* [Task statement]:
Find how many lines in the material contain "nyitás"; your answer should be that number alone.

* [Given data]:
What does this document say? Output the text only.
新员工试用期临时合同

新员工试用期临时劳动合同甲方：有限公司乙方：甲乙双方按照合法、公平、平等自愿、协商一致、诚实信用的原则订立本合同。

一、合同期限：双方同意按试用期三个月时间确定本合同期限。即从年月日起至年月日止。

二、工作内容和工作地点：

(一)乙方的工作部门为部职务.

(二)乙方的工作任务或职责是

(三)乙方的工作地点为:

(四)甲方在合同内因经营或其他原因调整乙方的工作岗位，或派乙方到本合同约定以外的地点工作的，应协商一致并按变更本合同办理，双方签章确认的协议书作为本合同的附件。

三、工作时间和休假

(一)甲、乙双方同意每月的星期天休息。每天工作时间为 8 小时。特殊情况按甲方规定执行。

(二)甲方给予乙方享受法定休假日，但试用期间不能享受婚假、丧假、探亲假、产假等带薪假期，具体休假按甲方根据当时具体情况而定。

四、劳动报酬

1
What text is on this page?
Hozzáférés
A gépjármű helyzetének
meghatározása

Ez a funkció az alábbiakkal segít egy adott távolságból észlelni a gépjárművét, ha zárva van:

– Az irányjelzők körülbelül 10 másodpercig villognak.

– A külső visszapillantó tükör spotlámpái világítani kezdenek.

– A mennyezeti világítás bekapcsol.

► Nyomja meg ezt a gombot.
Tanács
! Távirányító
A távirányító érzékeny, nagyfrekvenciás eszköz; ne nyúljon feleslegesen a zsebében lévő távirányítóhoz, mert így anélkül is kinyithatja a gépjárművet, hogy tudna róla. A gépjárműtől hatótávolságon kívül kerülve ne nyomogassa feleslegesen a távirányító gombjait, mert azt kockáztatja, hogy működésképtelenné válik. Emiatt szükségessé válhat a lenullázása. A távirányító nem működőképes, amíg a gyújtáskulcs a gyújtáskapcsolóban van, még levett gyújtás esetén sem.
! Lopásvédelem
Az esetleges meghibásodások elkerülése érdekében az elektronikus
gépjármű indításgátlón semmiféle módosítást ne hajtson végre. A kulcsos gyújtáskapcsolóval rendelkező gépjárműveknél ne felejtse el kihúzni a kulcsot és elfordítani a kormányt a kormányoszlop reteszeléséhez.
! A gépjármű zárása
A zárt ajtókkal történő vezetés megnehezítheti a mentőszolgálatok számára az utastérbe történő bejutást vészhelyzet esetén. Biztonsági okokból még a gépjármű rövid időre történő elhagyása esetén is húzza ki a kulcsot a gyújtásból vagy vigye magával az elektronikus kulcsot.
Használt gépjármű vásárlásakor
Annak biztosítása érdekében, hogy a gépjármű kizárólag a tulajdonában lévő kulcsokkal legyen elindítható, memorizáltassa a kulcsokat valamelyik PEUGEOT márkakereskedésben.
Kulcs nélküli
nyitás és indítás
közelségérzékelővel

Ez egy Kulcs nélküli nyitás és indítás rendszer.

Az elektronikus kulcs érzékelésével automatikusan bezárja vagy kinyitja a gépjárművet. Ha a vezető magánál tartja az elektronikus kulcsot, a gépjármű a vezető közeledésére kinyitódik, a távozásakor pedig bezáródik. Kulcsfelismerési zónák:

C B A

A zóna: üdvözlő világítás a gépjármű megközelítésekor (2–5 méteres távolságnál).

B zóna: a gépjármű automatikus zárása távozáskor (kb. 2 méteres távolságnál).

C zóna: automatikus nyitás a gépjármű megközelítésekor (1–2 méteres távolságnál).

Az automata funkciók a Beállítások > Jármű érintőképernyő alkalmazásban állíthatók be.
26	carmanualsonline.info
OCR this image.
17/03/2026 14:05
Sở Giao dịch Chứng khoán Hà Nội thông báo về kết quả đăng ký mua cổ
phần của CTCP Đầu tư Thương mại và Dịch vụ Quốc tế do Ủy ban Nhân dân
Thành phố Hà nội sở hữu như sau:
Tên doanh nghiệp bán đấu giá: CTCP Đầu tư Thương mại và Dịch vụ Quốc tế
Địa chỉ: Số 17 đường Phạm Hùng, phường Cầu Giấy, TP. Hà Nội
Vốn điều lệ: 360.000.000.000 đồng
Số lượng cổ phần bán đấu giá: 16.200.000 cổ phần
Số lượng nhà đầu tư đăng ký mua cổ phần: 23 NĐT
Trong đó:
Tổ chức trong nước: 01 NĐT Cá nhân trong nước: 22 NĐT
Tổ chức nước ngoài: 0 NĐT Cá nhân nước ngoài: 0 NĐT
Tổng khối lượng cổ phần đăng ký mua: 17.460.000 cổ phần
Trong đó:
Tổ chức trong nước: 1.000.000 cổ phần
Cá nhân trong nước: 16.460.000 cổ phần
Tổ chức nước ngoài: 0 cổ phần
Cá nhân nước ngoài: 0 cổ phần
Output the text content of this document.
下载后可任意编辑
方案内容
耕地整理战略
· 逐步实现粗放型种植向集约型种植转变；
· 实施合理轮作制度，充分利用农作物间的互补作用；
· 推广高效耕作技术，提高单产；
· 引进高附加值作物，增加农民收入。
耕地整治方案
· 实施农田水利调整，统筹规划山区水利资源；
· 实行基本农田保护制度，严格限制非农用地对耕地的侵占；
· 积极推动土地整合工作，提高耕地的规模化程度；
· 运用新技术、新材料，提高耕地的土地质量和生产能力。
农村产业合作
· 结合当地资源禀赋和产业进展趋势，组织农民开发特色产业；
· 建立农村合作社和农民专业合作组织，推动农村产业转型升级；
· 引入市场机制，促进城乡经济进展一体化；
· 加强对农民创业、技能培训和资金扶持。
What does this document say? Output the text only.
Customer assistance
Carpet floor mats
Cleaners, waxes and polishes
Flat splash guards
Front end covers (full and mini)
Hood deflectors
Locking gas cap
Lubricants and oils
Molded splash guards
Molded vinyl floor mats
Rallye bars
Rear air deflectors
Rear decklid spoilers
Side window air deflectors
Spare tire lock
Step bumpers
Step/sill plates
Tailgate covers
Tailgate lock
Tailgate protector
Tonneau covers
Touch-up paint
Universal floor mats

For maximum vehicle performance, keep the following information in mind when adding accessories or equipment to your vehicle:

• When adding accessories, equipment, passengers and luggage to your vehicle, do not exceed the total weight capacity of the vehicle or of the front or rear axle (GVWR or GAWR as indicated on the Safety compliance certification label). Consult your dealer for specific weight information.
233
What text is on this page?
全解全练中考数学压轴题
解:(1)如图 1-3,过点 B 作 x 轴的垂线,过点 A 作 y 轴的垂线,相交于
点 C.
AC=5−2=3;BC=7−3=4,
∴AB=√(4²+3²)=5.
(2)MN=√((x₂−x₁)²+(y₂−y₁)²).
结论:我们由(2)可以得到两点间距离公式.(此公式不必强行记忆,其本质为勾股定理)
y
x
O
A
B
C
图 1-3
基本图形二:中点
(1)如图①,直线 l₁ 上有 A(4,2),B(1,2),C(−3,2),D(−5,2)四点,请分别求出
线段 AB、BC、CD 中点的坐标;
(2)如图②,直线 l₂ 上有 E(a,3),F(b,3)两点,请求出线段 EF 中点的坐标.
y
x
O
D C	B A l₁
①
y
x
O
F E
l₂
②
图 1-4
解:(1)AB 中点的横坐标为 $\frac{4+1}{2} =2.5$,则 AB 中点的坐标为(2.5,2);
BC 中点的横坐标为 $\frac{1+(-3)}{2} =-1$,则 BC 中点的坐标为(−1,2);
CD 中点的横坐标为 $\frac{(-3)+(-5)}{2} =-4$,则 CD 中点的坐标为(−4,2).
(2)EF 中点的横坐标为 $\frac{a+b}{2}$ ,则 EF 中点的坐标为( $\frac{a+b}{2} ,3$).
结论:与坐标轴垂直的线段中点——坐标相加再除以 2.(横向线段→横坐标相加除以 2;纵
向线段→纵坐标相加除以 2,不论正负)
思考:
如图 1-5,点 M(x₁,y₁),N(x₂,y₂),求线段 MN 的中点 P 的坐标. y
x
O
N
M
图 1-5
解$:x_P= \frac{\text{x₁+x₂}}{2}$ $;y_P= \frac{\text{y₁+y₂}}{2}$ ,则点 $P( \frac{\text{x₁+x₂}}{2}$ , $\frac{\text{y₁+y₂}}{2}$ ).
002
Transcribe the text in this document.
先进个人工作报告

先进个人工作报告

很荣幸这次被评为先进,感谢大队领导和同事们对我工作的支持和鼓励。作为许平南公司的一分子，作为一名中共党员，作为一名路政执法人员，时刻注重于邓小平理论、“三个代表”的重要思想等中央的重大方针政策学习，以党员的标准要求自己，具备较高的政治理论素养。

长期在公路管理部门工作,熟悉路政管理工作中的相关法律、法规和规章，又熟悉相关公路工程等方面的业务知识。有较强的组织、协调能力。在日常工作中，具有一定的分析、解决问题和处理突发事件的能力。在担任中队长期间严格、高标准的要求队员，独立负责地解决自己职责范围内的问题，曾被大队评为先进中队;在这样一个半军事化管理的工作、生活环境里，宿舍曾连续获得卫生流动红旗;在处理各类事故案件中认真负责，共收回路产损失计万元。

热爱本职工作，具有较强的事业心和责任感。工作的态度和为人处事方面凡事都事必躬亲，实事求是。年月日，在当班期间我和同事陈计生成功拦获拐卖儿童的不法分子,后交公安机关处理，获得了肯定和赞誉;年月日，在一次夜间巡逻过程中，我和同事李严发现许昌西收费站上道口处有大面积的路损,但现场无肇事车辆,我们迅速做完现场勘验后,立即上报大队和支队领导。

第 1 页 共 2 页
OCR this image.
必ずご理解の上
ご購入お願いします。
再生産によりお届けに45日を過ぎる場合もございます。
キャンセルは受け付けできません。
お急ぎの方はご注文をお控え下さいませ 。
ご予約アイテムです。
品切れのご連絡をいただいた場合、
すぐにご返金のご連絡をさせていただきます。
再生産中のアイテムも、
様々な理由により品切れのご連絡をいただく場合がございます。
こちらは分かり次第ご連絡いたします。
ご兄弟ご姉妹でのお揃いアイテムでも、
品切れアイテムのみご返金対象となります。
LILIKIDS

* [Answer to the task]:
3